Your goal: From the entries below, tally how many lines contain "GOES" and report only that figure.

= = = =

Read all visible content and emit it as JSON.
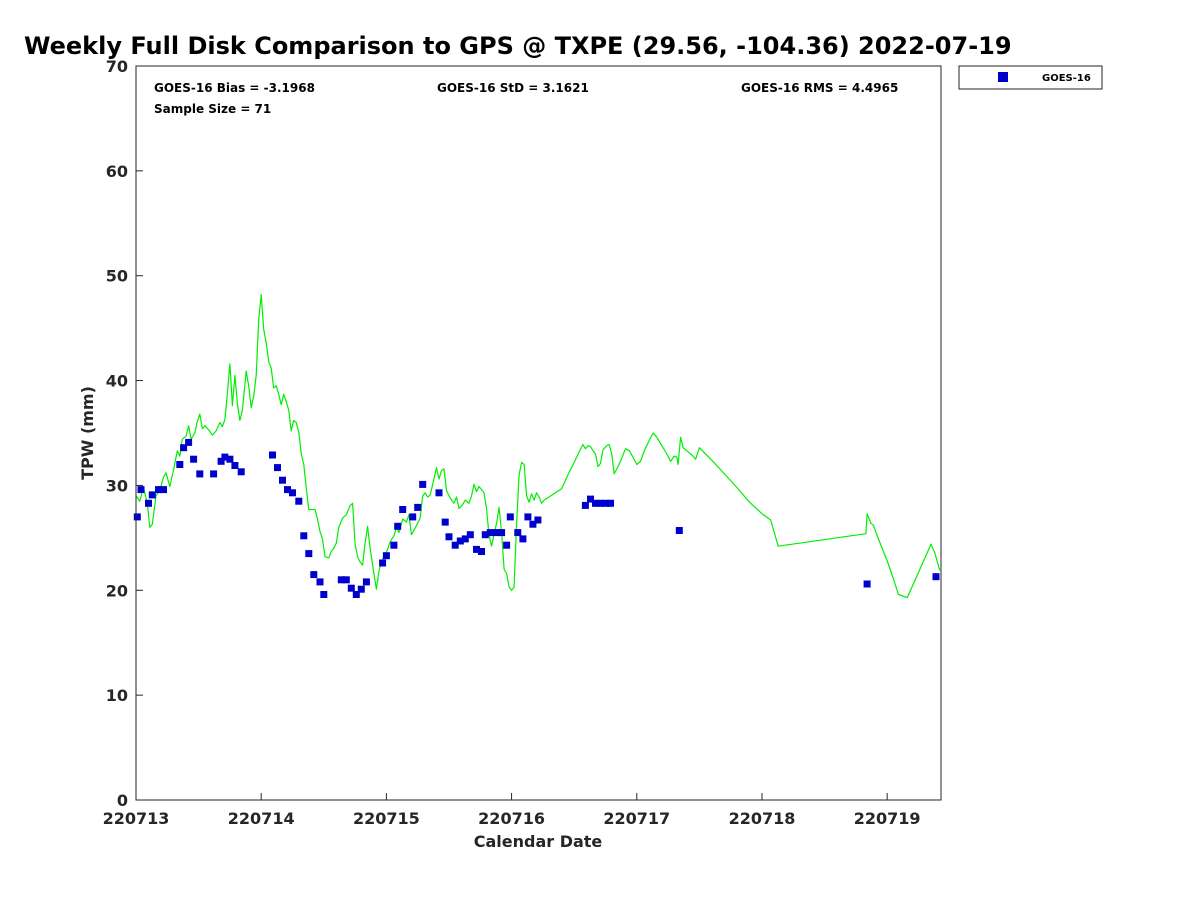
{
  "chart_data": {
    "type": "scatter",
    "title": "Weekly Full Disk Comparison to GPS @ TXPE (29.56, -104.36) 2022-07-19",
    "xlabel": "Calendar Date",
    "ylabel": "TPW (mm)",
    "xlim": [
      0,
      6.43
    ],
    "ylim": [
      0,
      70
    ],
    "x_tick_values": [
      0,
      1,
      2,
      3,
      4,
      5,
      6
    ],
    "x_tick_labels": [
      "220713",
      "220714",
      "220715",
      "220716",
      "220717",
      "220718",
      "220719"
    ],
    "y_ticks": [
      0,
      10,
      20,
      30,
      40,
      50,
      60,
      70
    ],
    "stats": {
      "bias": "GOES-16 Bias = -3.1968",
      "std": "GOES-16 StD = 3.1621",
      "rms": "GOES-16 RMS = 4.4965",
      "sample_size": "Sample Size = 71"
    },
    "legend": {
      "position": "top-right-outside",
      "entries": [
        "GOES-16"
      ]
    },
    "series": [
      {
        "name": "GOES-16",
        "marker": "square",
        "color": "#0000cc",
        "points": [
          [
            0.01,
            27.0
          ],
          [
            0.04,
            29.6
          ],
          [
            0.1,
            28.3
          ],
          [
            0.13,
            29.1
          ],
          [
            0.18,
            29.6
          ],
          [
            0.22,
            29.6
          ],
          [
            0.35,
            32.0
          ],
          [
            0.38,
            33.6
          ],
          [
            0.42,
            34.1
          ],
          [
            0.46,
            32.5
          ],
          [
            0.51,
            31.1
          ],
          [
            0.62,
            31.1
          ],
          [
            0.68,
            32.3
          ],
          [
            0.71,
            32.7
          ],
          [
            0.75,
            32.5
          ],
          [
            0.79,
            31.9
          ],
          [
            0.84,
            31.3
          ],
          [
            1.09,
            32.9
          ],
          [
            1.13,
            31.7
          ],
          [
            1.17,
            30.5
          ],
          [
            1.21,
            29.6
          ],
          [
            1.25,
            29.3
          ],
          [
            1.3,
            28.5
          ],
          [
            1.34,
            25.2
          ],
          [
            1.38,
            23.5
          ],
          [
            1.42,
            21.5
          ],
          [
            1.47,
            20.8
          ],
          [
            1.5,
            19.6
          ],
          [
            1.64,
            21.0
          ],
          [
            1.68,
            21.0
          ],
          [
            1.72,
            20.2
          ],
          [
            1.76,
            19.6
          ],
          [
            1.8,
            20.1
          ],
          [
            1.84,
            20.8
          ],
          [
            1.97,
            22.6
          ],
          [
            2.0,
            23.3
          ],
          [
            2.06,
            24.3
          ],
          [
            2.09,
            26.1
          ],
          [
            2.13,
            27.7
          ],
          [
            2.21,
            27.0
          ],
          [
            2.25,
            27.9
          ],
          [
            2.29,
            30.1
          ],
          [
            2.42,
            29.3
          ],
          [
            2.47,
            26.5
          ],
          [
            2.5,
            25.1
          ],
          [
            2.55,
            24.3
          ],
          [
            2.59,
            24.7
          ],
          [
            2.63,
            24.9
          ],
          [
            2.67,
            25.3
          ],
          [
            2.72,
            23.9
          ],
          [
            2.76,
            23.7
          ],
          [
            2.79,
            25.3
          ],
          [
            2.83,
            25.5
          ],
          [
            2.88,
            25.5
          ],
          [
            2.92,
            25.5
          ],
          [
            2.96,
            24.3
          ],
          [
            2.99,
            27.0
          ],
          [
            3.05,
            25.5
          ],
          [
            3.09,
            24.9
          ],
          [
            3.13,
            27.0
          ],
          [
            3.17,
            26.3
          ],
          [
            3.21,
            26.7
          ],
          [
            3.59,
            28.1
          ],
          [
            3.63,
            28.7
          ],
          [
            3.67,
            28.3
          ],
          [
            3.71,
            28.3
          ],
          [
            3.75,
            28.3
          ],
          [
            3.79,
            28.3
          ],
          [
            4.34,
            25.7
          ],
          [
            5.84,
            20.6
          ],
          [
            6.39,
            21.3
          ]
        ]
      },
      {
        "name": "GPS",
        "type": "line",
        "color": "#00ee00",
        "points": [
          [
            0.0,
            29.0
          ],
          [
            0.03,
            28.5
          ],
          [
            0.06,
            29.8
          ],
          [
            0.09,
            28.3
          ],
          [
            0.11,
            26.0
          ],
          [
            0.13,
            26.3
          ],
          [
            0.16,
            29.0
          ],
          [
            0.19,
            29.5
          ],
          [
            0.22,
            30.8
          ],
          [
            0.24,
            31.2
          ],
          [
            0.27,
            29.9
          ],
          [
            0.3,
            31.5
          ],
          [
            0.33,
            33.3
          ],
          [
            0.35,
            32.8
          ],
          [
            0.37,
            34.4
          ],
          [
            0.4,
            34.7
          ],
          [
            0.42,
            35.7
          ],
          [
            0.44,
            34.4
          ],
          [
            0.47,
            35.0
          ],
          [
            0.49,
            36.1
          ],
          [
            0.51,
            36.8
          ],
          [
            0.53,
            35.4
          ],
          [
            0.55,
            35.7
          ],
          [
            0.58,
            35.3
          ],
          [
            0.61,
            34.8
          ],
          [
            0.64,
            35.2
          ],
          [
            0.67,
            36.0
          ],
          [
            0.69,
            35.6
          ],
          [
            0.71,
            36.3
          ],
          [
            0.73,
            38.8
          ],
          [
            0.75,
            41.6
          ],
          [
            0.77,
            37.6
          ],
          [
            0.79,
            40.5
          ],
          [
            0.81,
            37.8
          ],
          [
            0.83,
            36.2
          ],
          [
            0.85,
            37.2
          ],
          [
            0.88,
            40.9
          ],
          [
            0.9,
            39.5
          ],
          [
            0.92,
            37.4
          ],
          [
            0.94,
            38.5
          ],
          [
            0.96,
            40.5
          ],
          [
            0.98,
            45.8
          ],
          [
            1.0,
            48.2
          ],
          [
            1.02,
            44.9
          ],
          [
            1.04,
            43.6
          ],
          [
            1.06,
            41.8
          ],
          [
            1.08,
            41.2
          ],
          [
            1.1,
            39.3
          ],
          [
            1.12,
            39.5
          ],
          [
            1.14,
            38.7
          ],
          [
            1.16,
            37.7
          ],
          [
            1.18,
            38.7
          ],
          [
            1.2,
            38.0
          ],
          [
            1.22,
            37.2
          ],
          [
            1.24,
            35.2
          ],
          [
            1.26,
            36.2
          ],
          [
            1.28,
            36.0
          ],
          [
            1.3,
            35.1
          ],
          [
            1.32,
            33.0
          ],
          [
            1.34,
            32.0
          ],
          [
            1.36,
            29.7
          ],
          [
            1.38,
            27.7
          ],
          [
            1.41,
            27.7
          ],
          [
            1.43,
            27.7
          ],
          [
            1.45,
            26.8
          ],
          [
            1.47,
            25.6
          ],
          [
            1.49,
            24.9
          ],
          [
            1.51,
            23.2
          ],
          [
            1.54,
            23.1
          ],
          [
            1.56,
            23.7
          ],
          [
            1.58,
            24.0
          ],
          [
            1.6,
            24.5
          ],
          [
            1.62,
            26.0
          ],
          [
            1.65,
            26.9
          ],
          [
            1.68,
            27.2
          ],
          [
            1.71,
            28.1
          ],
          [
            1.73,
            28.3
          ],
          [
            1.75,
            24.4
          ],
          [
            1.77,
            23.2
          ],
          [
            1.79,
            22.7
          ],
          [
            1.81,
            22.4
          ],
          [
            1.83,
            24.5
          ],
          [
            1.85,
            26.1
          ],
          [
            1.87,
            24.0
          ],
          [
            1.9,
            21.6
          ],
          [
            1.92,
            20.1
          ],
          [
            1.94,
            21.8
          ],
          [
            1.96,
            22.7
          ],
          [
            1.98,
            23.2
          ],
          [
            2.0,
            23.6
          ],
          [
            2.03,
            24.6
          ],
          [
            2.06,
            25.2
          ],
          [
            2.08,
            26.0
          ],
          [
            2.1,
            25.5
          ],
          [
            2.13,
            26.8
          ],
          [
            2.16,
            26.5
          ],
          [
            2.18,
            27.2
          ],
          [
            2.2,
            25.3
          ],
          [
            2.22,
            25.7
          ],
          [
            2.25,
            26.4
          ],
          [
            2.27,
            26.9
          ],
          [
            2.29,
            29.0
          ],
          [
            2.31,
            29.3
          ],
          [
            2.33,
            28.9
          ],
          [
            2.35,
            29.1
          ],
          [
            2.37,
            30.1
          ],
          [
            2.4,
            31.7
          ],
          [
            2.42,
            30.6
          ],
          [
            2.44,
            31.4
          ],
          [
            2.46,
            31.6
          ],
          [
            2.48,
            29.5
          ],
          [
            2.51,
            28.8
          ],
          [
            2.54,
            28.3
          ],
          [
            2.56,
            28.9
          ],
          [
            2.58,
            27.8
          ],
          [
            2.61,
            28.2
          ],
          [
            2.63,
            28.6
          ],
          [
            2.66,
            28.3
          ],
          [
            2.68,
            29.0
          ],
          [
            2.7,
            30.1
          ],
          [
            2.72,
            29.4
          ],
          [
            2.74,
            29.9
          ],
          [
            2.76,
            29.6
          ],
          [
            2.78,
            29.3
          ],
          [
            2.8,
            27.8
          ],
          [
            2.82,
            25.3
          ],
          [
            2.84,
            24.2
          ],
          [
            2.86,
            25.4
          ],
          [
            2.88,
            26.4
          ],
          [
            2.9,
            27.9
          ],
          [
            2.92,
            25.5
          ],
          [
            2.94,
            22.0
          ],
          [
            2.96,
            21.6
          ],
          [
            2.98,
            20.3
          ],
          [
            3.0,
            20.0
          ],
          [
            3.02,
            20.3
          ],
          [
            3.04,
            26.4
          ],
          [
            3.06,
            31.0
          ],
          [
            3.08,
            32.2
          ],
          [
            3.1,
            32.0
          ],
          [
            3.12,
            29.0
          ],
          [
            3.14,
            28.4
          ],
          [
            3.16,
            29.2
          ],
          [
            3.18,
            28.6
          ],
          [
            3.2,
            29.3
          ],
          [
            3.22,
            28.9
          ],
          [
            3.24,
            28.3
          ],
          [
            3.26,
            28.6
          ],
          [
            3.3,
            28.9
          ],
          [
            3.35,
            29.3
          ],
          [
            3.4,
            29.7
          ],
          [
            3.45,
            31.0
          ],
          [
            3.5,
            32.2
          ],
          [
            3.54,
            33.2
          ],
          [
            3.57,
            33.9
          ],
          [
            3.59,
            33.5
          ],
          [
            3.61,
            33.8
          ],
          [
            3.63,
            33.7
          ],
          [
            3.65,
            33.3
          ],
          [
            3.67,
            33.0
          ],
          [
            3.69,
            31.8
          ],
          [
            3.71,
            32.1
          ],
          [
            3.73,
            33.4
          ],
          [
            3.76,
            33.8
          ],
          [
            3.78,
            33.9
          ],
          [
            3.8,
            33.0
          ],
          [
            3.82,
            31.1
          ],
          [
            3.85,
            31.8
          ],
          [
            3.88,
            32.6
          ],
          [
            3.91,
            33.5
          ],
          [
            3.94,
            33.3
          ],
          [
            3.97,
            32.7
          ],
          [
            4.0,
            32.0
          ],
          [
            4.03,
            32.3
          ],
          [
            4.06,
            33.3
          ],
          [
            4.1,
            34.3
          ],
          [
            4.13,
            35.0
          ],
          [
            4.16,
            34.6
          ],
          [
            4.2,
            33.8
          ],
          [
            4.24,
            33.0
          ],
          [
            4.27,
            32.3
          ],
          [
            4.3,
            32.8
          ],
          [
            4.32,
            32.7
          ],
          [
            4.33,
            32.0
          ],
          [
            4.35,
            34.6
          ],
          [
            4.37,
            33.6
          ],
          [
            4.4,
            33.3
          ],
          [
            4.44,
            32.9
          ],
          [
            4.47,
            32.5
          ],
          [
            4.5,
            33.6
          ],
          [
            4.6,
            32.4
          ],
          [
            4.7,
            31.1
          ],
          [
            4.8,
            29.8
          ],
          [
            4.9,
            28.4
          ],
          [
            5.0,
            27.3
          ],
          [
            5.07,
            26.7
          ],
          [
            5.13,
            24.2
          ],
          [
            5.83,
            25.4
          ],
          [
            5.84,
            27.3
          ],
          [
            5.87,
            26.4
          ],
          [
            5.89,
            26.2
          ],
          [
            5.93,
            24.9
          ],
          [
            6.0,
            22.8
          ],
          [
            6.05,
            21.1
          ],
          [
            6.09,
            19.6
          ],
          [
            6.16,
            19.3
          ],
          [
            6.25,
            21.7
          ],
          [
            6.35,
            24.4
          ],
          [
            6.38,
            23.6
          ],
          [
            6.42,
            21.9
          ]
        ]
      }
    ]
  }
}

= = = =

Finished task: 5